• [TASK]
Reproduce all the lines exactly as they stand, apart from the pictures.

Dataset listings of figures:
◇ ◇ ◇ ◇ ◇ ◇ ◇

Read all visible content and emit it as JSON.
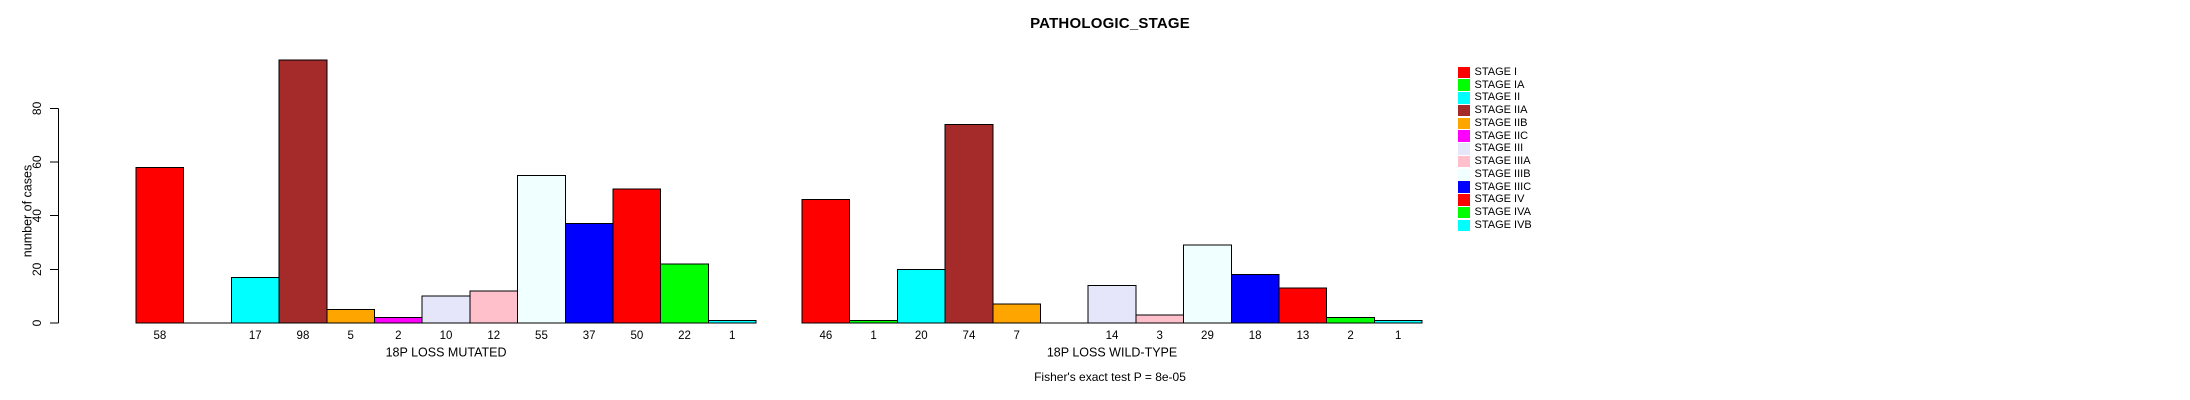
{
  "title": "PATHOLOGIC_STAGE",
  "footer": "Fisher's exact test P = 8e-05",
  "legend": [
    {
      "label": "STAGE I",
      "color": "#FF0000"
    },
    {
      "label": "STAGE IA",
      "color": "#00FF00"
    },
    {
      "label": "STAGE II",
      "color": "#00FFFF"
    },
    {
      "label": "STAGE IIA",
      "color": "#A52A2A"
    },
    {
      "label": "STAGE IIB",
      "color": "#FFA500"
    },
    {
      "label": "STAGE IIC",
      "color": "#FF00FF"
    },
    {
      "label": "STAGE III",
      "color": "#E6E6FA"
    },
    {
      "label": "STAGE IIIA",
      "color": "#FFC0CB"
    },
    {
      "label": "STAGE IIIB",
      "color": "#F0FFFF"
    },
    {
      "label": "STAGE IIIC",
      "color": "#0000FF"
    },
    {
      "label": "STAGE IV",
      "color": "#FF0000"
    },
    {
      "label": "STAGE IVA",
      "color": "#00FF00"
    },
    {
      "label": "STAGE IVB",
      "color": "#00FFFF"
    }
  ],
  "chart_data": {
    "type": "bar",
    "title": "PATHOLOGIC_STAGE",
    "ylabel": "number of cases",
    "yticks": [
      0,
      20,
      40,
      60,
      80
    ],
    "ylim": [
      0,
      98
    ],
    "grid": false,
    "legend_position": "right",
    "categories": [
      "STAGE I",
      "STAGE IA",
      "STAGE II",
      "STAGE IIA",
      "STAGE IIB",
      "STAGE IIC",
      "STAGE III",
      "STAGE IIIA",
      "STAGE IIIB",
      "STAGE IIIC",
      "STAGE IV",
      "STAGE IVA",
      "STAGE IVB"
    ],
    "colors": [
      "#FF0000",
      "#00FF00",
      "#00FFFF",
      "#A52A2A",
      "#FFA500",
      "#FF00FF",
      "#E6E6FA",
      "#FFC0CB",
      "#F0FFFF",
      "#0000FF",
      "#FF0000",
      "#00FF00",
      "#00FFFF"
    ],
    "series": [
      {
        "name": "18P LOSS MUTATED",
        "values": [
          58,
          null,
          17,
          98,
          5,
          2,
          10,
          12,
          55,
          37,
          50,
          22,
          1
        ]
      },
      {
        "name": "18P LOSS WILD-TYPE",
        "values": [
          46,
          1,
          20,
          74,
          7,
          null,
          14,
          3,
          29,
          18,
          13,
          2,
          1
        ]
      }
    ],
    "annotation": "Fisher's exact test P = 8e-05"
  }
}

◇ ◇ ◇ ◇ ◇ ◇ ◇

• [EXERCISE RESULT]
Read all visible content and emit it as JSON.
{
  "title": "PATHOLOGIC_STAGE",
  "footer": "Fisher's exact test P = 8e-05",
  "legend": [
    {
      "label": "STAGE I",
      "color": "#FF0000"
    },
    {
      "label": "STAGE IA",
      "color": "#00FF00"
    },
    {
      "label": "STAGE II",
      "color": "#00FFFF"
    },
    {
      "label": "STAGE IIA",
      "color": "#A52A2A"
    },
    {
      "label": "STAGE IIB",
      "color": "#FFA500"
    },
    {
      "label": "STAGE IIC",
      "color": "#FF00FF"
    },
    {
      "label": "STAGE III",
      "color": "#E6E6FA"
    },
    {
      "label": "STAGE IIIA",
      "color": "#FFC0CB"
    },
    {
      "label": "STAGE IIIB",
      "color": "#F0FFFF"
    },
    {
      "label": "STAGE IIIC",
      "color": "#0000FF"
    },
    {
      "label": "STAGE IV",
      "color": "#FF0000"
    },
    {
      "label": "STAGE IVA",
      "color": "#00FF00"
    },
    {
      "label": "STAGE IVB",
      "color": "#00FFFF"
    }
  ],
  "chart_data": {
    "type": "bar",
    "title": "PATHOLOGIC_STAGE",
    "ylabel": "number of cases",
    "yticks": [
      0,
      20,
      40,
      60,
      80
    ],
    "ylim": [
      0,
      98
    ],
    "grid": false,
    "legend_position": "right",
    "categories": [
      "STAGE I",
      "STAGE IA",
      "STAGE II",
      "STAGE IIA",
      "STAGE IIB",
      "STAGE IIC",
      "STAGE III",
      "STAGE IIIA",
      "STAGE IIIB",
      "STAGE IIIC",
      "STAGE IV",
      "STAGE IVA",
      "STAGE IVB"
    ],
    "colors": [
      "#FF0000",
      "#00FF00",
      "#00FFFF",
      "#A52A2A",
      "#FFA500",
      "#FF00FF",
      "#E6E6FA",
      "#FFC0CB",
      "#F0FFFF",
      "#0000FF",
      "#FF0000",
      "#00FF00",
      "#00FFFF"
    ],
    "series": [
      {
        "name": "18P LOSS MUTATED",
        "values": [
          58,
          null,
          17,
          98,
          5,
          2,
          10,
          12,
          55,
          37,
          50,
          22,
          1
        ]
      },
      {
        "name": "18P LOSS WILD-TYPE",
        "values": [
          46,
          1,
          20,
          74,
          7,
          null,
          14,
          3,
          29,
          18,
          13,
          2,
          1
        ]
      }
    ],
    "annotation": "Fisher's exact test P = 8e-05"
  }
}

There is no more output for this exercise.